-------- Extracted data

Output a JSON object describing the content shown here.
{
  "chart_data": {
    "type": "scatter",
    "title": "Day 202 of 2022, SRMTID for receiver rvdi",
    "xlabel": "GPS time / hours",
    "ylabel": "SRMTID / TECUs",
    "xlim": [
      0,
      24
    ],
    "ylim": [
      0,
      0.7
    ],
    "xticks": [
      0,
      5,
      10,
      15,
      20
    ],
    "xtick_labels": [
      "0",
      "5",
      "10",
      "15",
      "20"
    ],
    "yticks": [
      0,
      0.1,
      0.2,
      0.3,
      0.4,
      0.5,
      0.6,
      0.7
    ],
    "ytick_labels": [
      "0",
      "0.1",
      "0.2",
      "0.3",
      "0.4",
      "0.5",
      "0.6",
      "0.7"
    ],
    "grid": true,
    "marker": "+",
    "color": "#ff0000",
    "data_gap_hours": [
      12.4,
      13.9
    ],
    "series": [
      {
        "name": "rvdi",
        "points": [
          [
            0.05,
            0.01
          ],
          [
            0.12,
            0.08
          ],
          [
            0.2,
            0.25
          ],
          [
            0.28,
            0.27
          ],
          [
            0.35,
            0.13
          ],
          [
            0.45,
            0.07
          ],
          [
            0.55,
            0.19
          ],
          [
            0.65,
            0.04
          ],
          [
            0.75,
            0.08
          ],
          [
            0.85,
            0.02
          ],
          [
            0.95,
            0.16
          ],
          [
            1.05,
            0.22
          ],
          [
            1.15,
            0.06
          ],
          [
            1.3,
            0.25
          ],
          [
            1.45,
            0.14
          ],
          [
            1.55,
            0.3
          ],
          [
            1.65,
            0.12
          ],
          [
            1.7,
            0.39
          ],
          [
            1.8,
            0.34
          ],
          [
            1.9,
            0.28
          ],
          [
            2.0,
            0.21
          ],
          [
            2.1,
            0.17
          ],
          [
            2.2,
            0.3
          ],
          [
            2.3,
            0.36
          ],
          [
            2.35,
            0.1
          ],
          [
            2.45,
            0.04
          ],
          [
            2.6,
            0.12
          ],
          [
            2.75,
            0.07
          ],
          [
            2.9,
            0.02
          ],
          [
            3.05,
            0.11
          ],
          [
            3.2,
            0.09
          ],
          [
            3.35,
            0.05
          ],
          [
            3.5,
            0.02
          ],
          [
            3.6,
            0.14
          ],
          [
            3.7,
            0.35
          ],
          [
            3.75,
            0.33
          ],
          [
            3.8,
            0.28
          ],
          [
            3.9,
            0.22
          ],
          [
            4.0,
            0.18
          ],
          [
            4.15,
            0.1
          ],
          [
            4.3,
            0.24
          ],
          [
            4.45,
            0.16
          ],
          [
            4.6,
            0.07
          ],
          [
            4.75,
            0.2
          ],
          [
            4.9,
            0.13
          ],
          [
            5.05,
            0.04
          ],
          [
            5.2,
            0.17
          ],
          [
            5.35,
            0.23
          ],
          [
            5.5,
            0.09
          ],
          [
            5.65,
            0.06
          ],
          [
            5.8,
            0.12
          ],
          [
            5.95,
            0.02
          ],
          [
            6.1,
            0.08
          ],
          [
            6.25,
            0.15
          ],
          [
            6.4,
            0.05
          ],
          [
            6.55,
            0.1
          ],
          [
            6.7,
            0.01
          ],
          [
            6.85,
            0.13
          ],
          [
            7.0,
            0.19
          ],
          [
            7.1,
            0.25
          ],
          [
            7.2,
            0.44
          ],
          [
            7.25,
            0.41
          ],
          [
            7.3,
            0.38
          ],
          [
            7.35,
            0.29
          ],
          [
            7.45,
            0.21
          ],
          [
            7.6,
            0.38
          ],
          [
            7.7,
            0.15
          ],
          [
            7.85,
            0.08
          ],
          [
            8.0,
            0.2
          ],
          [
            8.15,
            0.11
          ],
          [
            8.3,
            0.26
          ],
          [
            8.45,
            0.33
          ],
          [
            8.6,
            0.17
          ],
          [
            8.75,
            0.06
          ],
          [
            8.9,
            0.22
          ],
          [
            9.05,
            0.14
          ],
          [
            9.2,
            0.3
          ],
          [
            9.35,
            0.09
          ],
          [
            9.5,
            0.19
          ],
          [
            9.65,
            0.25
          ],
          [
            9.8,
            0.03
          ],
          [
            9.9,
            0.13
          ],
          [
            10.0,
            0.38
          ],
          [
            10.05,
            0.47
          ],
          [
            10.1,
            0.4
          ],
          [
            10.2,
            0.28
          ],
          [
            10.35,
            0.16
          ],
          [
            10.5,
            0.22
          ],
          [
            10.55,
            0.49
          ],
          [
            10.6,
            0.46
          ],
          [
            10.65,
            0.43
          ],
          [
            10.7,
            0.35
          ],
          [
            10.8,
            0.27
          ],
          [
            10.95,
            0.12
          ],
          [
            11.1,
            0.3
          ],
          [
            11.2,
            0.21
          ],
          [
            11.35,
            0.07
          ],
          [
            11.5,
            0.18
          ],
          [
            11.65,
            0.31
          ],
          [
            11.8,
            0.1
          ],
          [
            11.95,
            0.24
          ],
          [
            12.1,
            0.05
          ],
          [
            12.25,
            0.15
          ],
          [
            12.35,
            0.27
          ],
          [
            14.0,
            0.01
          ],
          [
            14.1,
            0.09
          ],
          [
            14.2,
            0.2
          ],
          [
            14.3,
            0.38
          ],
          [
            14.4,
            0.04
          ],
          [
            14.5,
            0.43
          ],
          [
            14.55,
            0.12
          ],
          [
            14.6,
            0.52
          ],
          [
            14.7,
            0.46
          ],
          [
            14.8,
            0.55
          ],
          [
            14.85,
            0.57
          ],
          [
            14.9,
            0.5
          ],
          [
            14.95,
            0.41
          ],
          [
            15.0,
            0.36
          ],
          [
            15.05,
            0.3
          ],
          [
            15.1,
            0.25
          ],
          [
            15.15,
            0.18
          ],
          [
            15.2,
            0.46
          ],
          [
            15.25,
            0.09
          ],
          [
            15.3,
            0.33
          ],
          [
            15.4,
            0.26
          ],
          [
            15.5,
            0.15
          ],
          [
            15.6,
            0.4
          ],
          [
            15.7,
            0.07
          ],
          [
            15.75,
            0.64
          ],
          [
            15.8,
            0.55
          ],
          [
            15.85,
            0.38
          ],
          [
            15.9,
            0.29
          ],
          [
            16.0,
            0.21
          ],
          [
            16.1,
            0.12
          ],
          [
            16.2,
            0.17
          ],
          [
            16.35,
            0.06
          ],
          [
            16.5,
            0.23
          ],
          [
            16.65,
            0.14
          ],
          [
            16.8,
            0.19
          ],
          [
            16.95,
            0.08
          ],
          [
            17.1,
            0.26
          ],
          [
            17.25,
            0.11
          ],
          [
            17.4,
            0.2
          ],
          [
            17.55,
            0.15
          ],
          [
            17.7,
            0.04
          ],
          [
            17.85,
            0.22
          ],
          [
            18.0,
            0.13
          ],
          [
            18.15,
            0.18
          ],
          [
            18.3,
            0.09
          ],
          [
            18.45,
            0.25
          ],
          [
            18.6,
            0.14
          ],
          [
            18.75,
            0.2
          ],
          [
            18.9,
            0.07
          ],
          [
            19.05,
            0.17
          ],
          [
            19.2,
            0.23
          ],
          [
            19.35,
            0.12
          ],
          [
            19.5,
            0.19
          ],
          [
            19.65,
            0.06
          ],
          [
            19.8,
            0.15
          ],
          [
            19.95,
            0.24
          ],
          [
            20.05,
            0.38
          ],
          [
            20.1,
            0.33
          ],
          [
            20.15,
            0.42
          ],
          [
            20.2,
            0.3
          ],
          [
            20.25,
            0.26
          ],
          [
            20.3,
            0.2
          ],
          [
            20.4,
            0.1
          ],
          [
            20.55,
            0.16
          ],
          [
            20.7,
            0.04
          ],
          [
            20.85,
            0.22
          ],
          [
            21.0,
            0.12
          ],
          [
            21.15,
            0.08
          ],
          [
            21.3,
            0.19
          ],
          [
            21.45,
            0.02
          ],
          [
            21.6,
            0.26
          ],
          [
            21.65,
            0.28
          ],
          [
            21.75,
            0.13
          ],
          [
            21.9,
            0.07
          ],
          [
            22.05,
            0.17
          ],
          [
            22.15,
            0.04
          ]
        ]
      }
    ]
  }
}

----------------

- **Problem statement**: Pick out lines containing the word "SRMTID", each one as written.

- **Task response**:
    "title": "Day 202 of 2022, SRMTID for receiver rvdi",
    "ylabel": "SRMTID / TECUs",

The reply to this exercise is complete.